==== Extracted entries ====

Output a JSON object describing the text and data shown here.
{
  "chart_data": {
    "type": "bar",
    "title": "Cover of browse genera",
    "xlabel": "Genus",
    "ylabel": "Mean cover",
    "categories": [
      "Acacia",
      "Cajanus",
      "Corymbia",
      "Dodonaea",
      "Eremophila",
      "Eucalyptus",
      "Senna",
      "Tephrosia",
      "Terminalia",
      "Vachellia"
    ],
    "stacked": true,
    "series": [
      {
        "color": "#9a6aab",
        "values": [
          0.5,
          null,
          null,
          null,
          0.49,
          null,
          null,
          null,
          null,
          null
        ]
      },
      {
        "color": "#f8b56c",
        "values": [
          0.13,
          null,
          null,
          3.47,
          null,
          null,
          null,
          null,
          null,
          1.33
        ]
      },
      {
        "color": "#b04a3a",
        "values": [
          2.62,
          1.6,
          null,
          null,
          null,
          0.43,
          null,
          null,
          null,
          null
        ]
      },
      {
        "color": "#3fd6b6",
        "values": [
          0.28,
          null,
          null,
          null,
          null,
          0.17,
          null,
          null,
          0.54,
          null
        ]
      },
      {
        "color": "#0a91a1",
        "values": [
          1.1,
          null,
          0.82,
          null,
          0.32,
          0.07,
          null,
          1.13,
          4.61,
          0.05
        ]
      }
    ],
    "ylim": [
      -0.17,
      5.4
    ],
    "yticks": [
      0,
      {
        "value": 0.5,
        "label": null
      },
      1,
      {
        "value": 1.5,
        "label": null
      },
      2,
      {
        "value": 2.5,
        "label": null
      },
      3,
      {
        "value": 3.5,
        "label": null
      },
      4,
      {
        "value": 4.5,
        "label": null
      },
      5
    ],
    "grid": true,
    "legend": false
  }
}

====

* **Short problem**:
Restate each record exactly as written.

* **Expected answer**:
Output a JSON object describing the text and data shown here.
{
  "chart_data": {
    "type": "bar",
    "title": "Cover of browse genera",
    "xlabel": "Genus",
    "ylabel": "Mean cover",
    "categories": [
      "Acacia",
      "Cajanus",
      "Corymbia",
      "Dodonaea",
      "Eremophila",
      "Eucalyptus",
      "Senna",
      "Tephrosia",
      "Terminalia",
      "Vachellia"
    ],
    "stacked": true,
    "series": [
      {
        "color": "#9a6aab",
        "values": [
          0.5,
          null,
          null,
          null,
          0.49,
          null,
          null,
          null,
          null,
          null
        ]
      },
      {
        "color": "#f8b56c",
        "values": [
          0.13,
          null,
          null,
          3.47,
          null,
          null,
          null,
          null,
          null,
          1.33
        ]
      },
      {
        "color": "#b04a3a",
        "values": [
          2.62,
          1.6,
          null,
          null,
          null,
          0.43,
          null,
          null,
          null,
          null
        ]
      },
      {
        "color": "#3fd6b6",
        "values": [
          0.28,
          null,
          null,
          null,
          null,
          0.17,
          null,
          null,
          0.54,
          null
        ]
      },
      {
        "color": "#0a91a1",
        "values": [
          1.1,
          null,
          0.82,
          null,
          0.32,
          0.07,
          null,
          1.13,
          4.61,
          0.05
        ]
      }
    ],
    "ylim": [
      -0.17,
      5.4
    ],
    "yticks": [
      0,
      {
        "value": 0.5,
        "label": null
      },
      1,
      {
        "value": 1.5,
        "label": null
      },
      2,
      {
        "value": 2.5,
        "label": null
      },
      3,
      {
        "value": 3.5,
        "label": null
      },
      4,
      {
        "value": 4.5,
        "label": null
      },
      5
    ],
    "grid": true,
    "legend": false
  }
}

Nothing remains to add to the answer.